-- Your objective --
The entries below should be given again exactly, minus their pictures.

-- Material for this exercise --
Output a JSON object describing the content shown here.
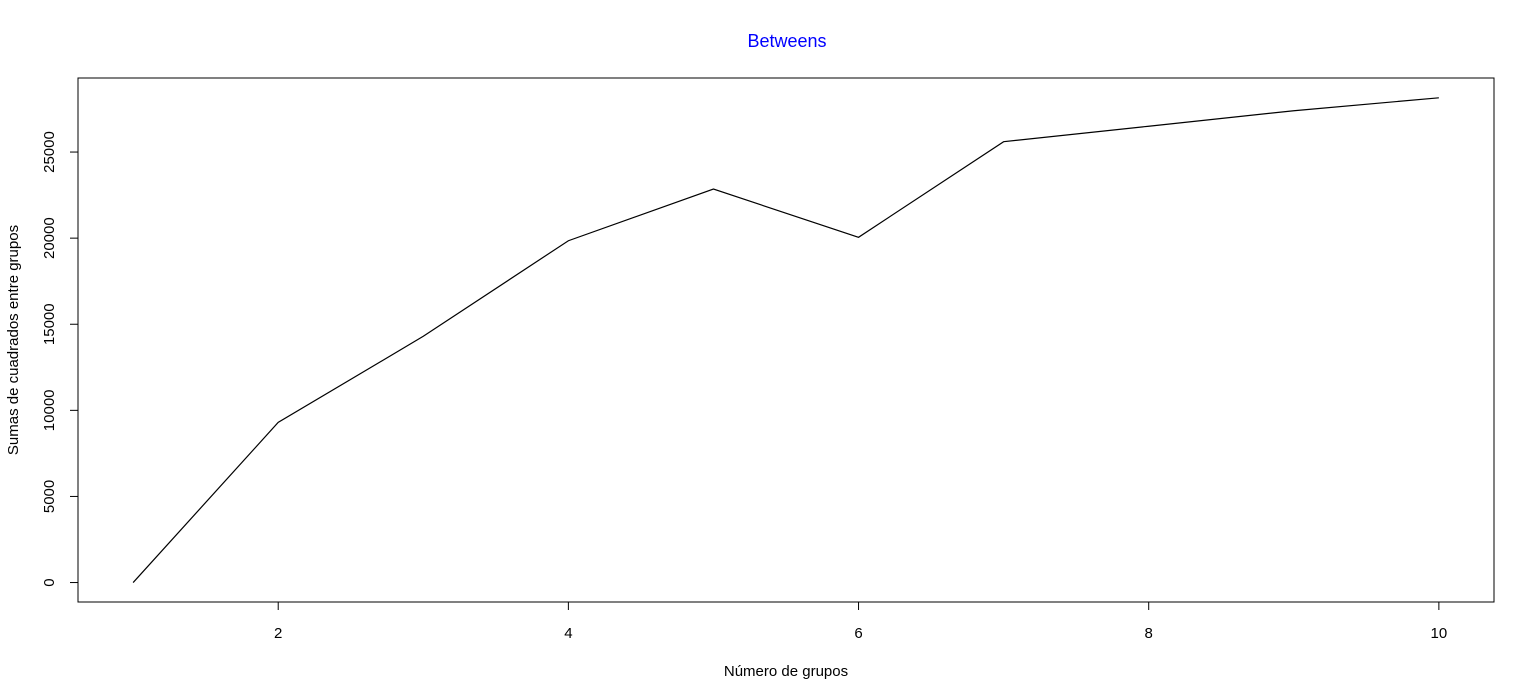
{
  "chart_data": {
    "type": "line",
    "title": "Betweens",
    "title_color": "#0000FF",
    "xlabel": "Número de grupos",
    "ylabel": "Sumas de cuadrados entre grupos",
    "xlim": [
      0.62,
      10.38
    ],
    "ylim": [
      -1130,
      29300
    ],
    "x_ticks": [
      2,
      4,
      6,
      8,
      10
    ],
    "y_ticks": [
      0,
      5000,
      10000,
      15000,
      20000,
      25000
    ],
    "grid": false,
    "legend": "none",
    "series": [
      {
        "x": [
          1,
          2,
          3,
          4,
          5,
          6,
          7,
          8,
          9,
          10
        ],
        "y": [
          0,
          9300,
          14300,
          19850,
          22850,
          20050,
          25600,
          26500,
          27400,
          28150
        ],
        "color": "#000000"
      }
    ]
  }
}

-- Answer to this task --
Output a JSON object describing the content shown here.
{
  "chart_data": {
    "type": "line",
    "title": "Betweens",
    "title_color": "#0000FF",
    "xlabel": "Número de grupos",
    "ylabel": "Sumas de cuadrados entre grupos",
    "xlim": [
      0.62,
      10.38
    ],
    "ylim": [
      -1130,
      29300
    ],
    "x_ticks": [
      2,
      4,
      6,
      8,
      10
    ],
    "y_ticks": [
      0,
      5000,
      10000,
      15000,
      20000,
      25000
    ],
    "grid": false,
    "legend": "none",
    "series": [
      {
        "x": [
          1,
          2,
          3,
          4,
          5,
          6,
          7,
          8,
          9,
          10
        ],
        "y": [
          0,
          9300,
          14300,
          19850,
          22850,
          20050,
          25600,
          26500,
          27400,
          28150
        ],
        "color": "#000000"
      }
    ]
  }
}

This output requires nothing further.